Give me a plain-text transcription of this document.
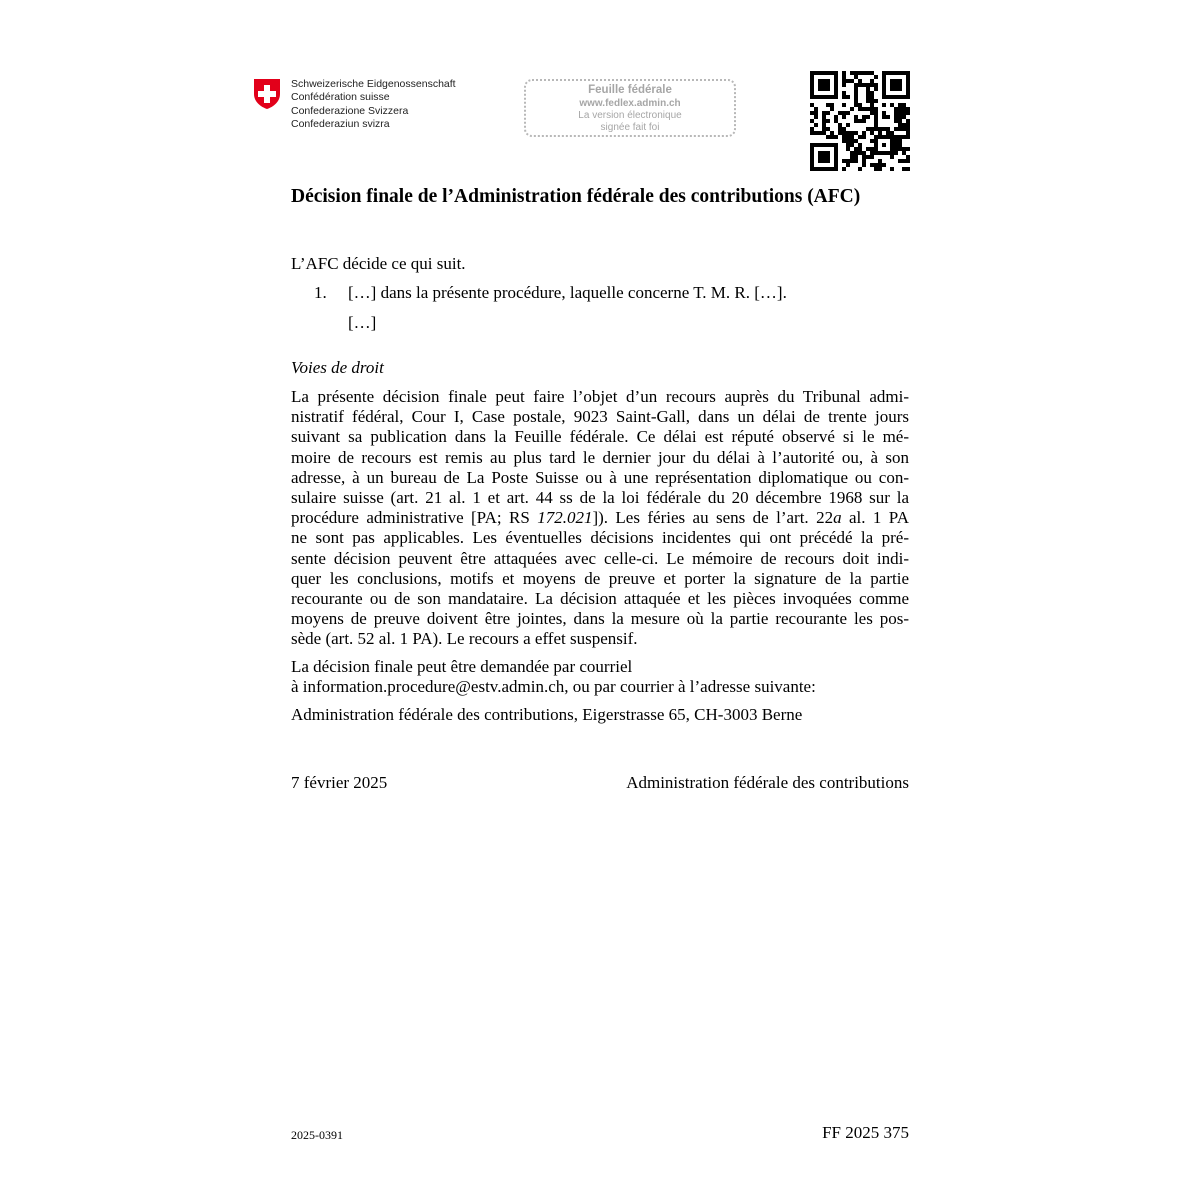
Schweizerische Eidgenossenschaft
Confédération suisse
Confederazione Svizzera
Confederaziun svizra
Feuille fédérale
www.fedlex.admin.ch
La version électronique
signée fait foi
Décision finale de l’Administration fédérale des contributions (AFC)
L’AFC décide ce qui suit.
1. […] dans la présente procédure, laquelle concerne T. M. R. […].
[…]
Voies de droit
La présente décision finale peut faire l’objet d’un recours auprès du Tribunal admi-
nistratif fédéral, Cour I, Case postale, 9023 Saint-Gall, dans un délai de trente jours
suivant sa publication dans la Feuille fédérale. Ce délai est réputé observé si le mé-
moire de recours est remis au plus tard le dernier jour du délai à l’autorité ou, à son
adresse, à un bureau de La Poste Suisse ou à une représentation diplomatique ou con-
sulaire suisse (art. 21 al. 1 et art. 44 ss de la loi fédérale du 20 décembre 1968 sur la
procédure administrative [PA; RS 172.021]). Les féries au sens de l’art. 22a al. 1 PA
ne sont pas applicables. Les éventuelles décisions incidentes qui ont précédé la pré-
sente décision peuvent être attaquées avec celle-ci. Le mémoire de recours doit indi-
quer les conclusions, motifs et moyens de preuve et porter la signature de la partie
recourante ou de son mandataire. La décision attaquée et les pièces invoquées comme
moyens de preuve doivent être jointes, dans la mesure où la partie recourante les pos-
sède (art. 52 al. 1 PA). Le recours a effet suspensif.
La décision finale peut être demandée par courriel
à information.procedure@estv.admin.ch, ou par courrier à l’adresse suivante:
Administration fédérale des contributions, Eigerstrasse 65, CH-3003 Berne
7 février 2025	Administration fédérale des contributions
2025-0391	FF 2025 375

- - -

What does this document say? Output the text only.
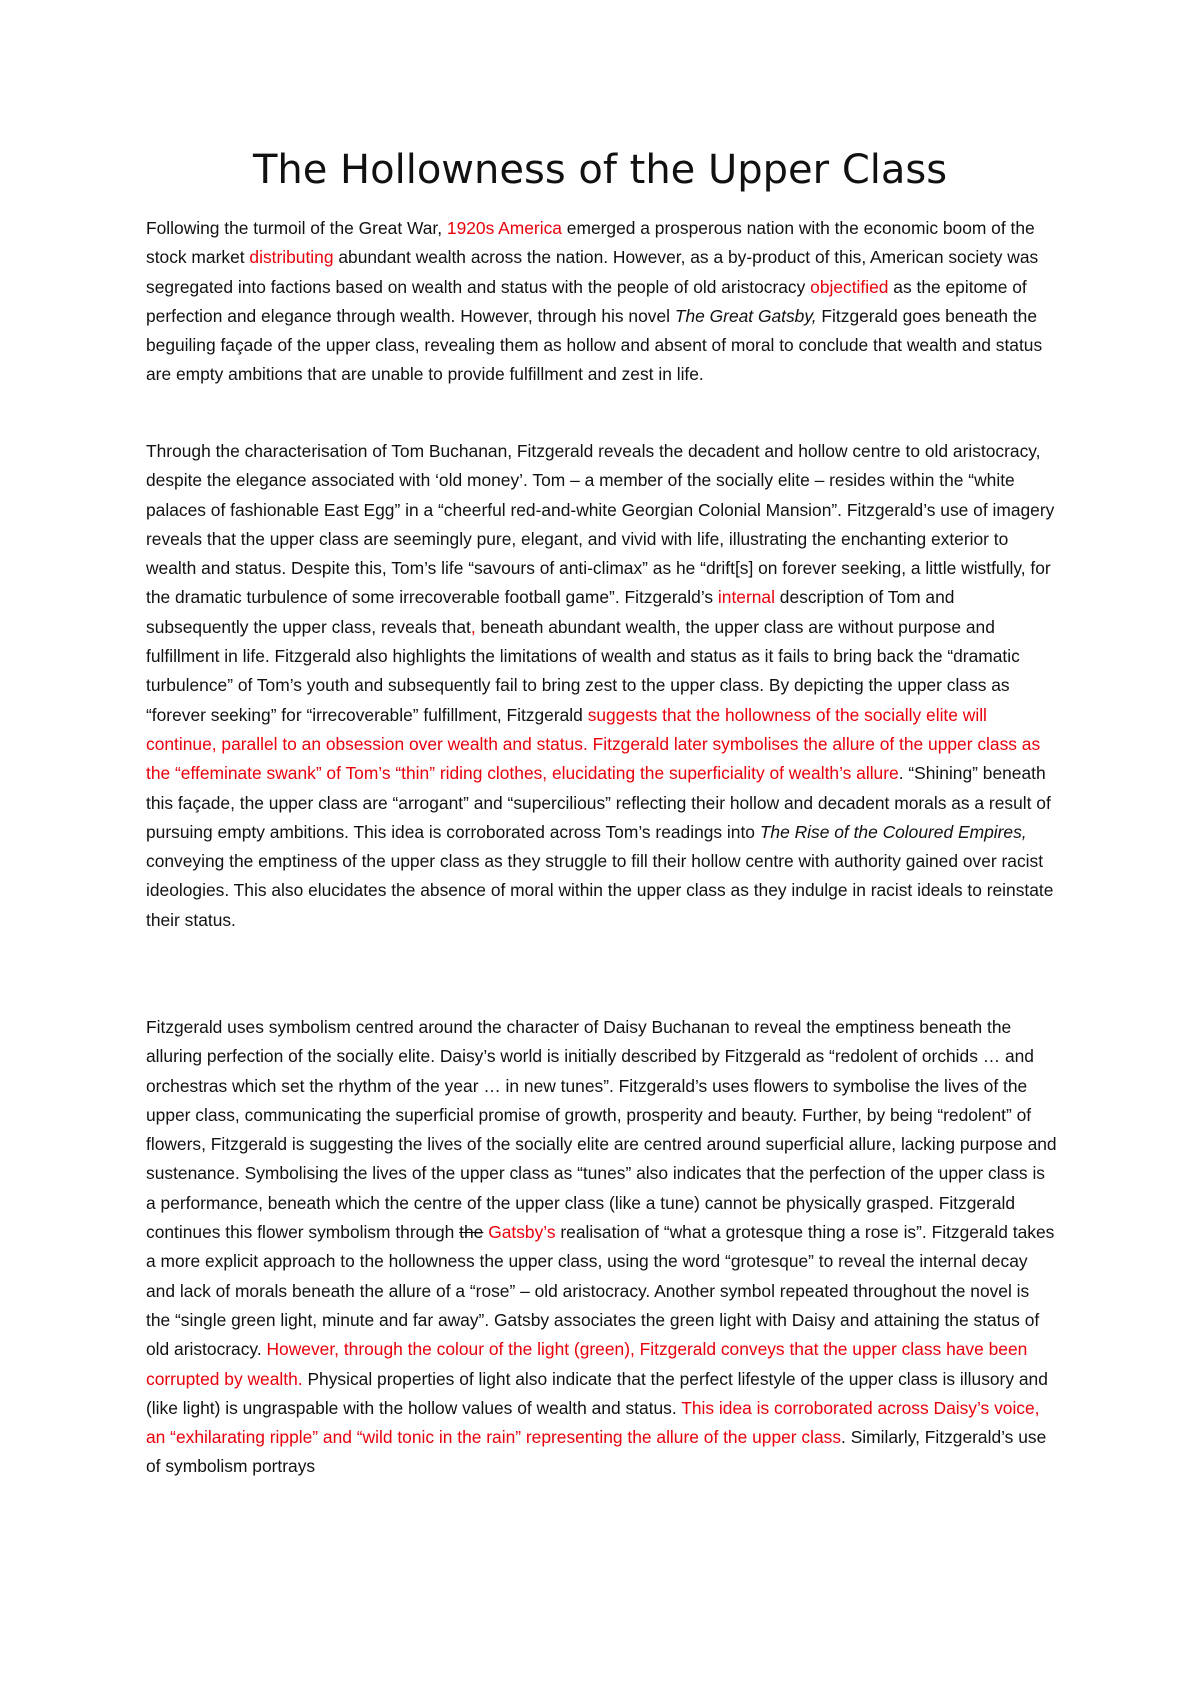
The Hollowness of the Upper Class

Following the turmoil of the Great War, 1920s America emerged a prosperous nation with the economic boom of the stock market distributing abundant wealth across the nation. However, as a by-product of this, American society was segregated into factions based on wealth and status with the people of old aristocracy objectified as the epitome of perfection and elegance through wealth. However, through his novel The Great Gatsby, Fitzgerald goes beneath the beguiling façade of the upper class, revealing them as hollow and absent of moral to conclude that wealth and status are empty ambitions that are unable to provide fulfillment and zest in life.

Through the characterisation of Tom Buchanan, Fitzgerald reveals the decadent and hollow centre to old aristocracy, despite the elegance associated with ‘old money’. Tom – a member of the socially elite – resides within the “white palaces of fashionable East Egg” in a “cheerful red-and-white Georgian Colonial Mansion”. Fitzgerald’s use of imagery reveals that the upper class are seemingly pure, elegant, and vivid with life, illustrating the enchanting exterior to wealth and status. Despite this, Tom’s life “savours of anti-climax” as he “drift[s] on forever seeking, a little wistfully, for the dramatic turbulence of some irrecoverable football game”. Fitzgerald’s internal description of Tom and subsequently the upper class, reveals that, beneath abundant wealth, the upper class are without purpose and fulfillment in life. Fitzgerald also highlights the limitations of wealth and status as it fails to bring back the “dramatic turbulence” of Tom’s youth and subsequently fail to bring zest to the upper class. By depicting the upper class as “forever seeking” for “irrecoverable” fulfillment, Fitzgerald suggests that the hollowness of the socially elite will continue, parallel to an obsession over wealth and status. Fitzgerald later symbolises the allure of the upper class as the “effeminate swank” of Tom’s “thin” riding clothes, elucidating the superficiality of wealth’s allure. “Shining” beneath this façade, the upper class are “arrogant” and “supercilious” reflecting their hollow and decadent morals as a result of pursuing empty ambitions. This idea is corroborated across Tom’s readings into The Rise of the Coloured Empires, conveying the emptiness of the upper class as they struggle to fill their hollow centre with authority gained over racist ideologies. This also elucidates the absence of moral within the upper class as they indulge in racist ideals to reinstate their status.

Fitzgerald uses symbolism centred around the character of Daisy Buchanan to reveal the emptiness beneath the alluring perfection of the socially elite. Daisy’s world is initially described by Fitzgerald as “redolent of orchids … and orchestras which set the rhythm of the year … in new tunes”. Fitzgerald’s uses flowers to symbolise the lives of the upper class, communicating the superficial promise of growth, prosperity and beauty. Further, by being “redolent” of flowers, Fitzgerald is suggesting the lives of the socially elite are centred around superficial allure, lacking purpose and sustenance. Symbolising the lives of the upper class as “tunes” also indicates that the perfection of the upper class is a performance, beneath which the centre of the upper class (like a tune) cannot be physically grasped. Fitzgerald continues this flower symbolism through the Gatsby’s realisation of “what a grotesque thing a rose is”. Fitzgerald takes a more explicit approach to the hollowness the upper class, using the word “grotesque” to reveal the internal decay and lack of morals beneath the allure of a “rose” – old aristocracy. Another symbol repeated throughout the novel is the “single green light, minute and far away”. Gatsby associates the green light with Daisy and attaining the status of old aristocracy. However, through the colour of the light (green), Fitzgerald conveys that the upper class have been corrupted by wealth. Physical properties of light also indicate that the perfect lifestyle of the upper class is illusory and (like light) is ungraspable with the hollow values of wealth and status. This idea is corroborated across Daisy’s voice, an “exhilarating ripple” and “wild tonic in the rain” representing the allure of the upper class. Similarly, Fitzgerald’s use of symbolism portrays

- - -

• WHAT TO PRODUCE:
Count the lines that hold the string "présente", and reply with that number alone.

• WRITTEN REPLY:
2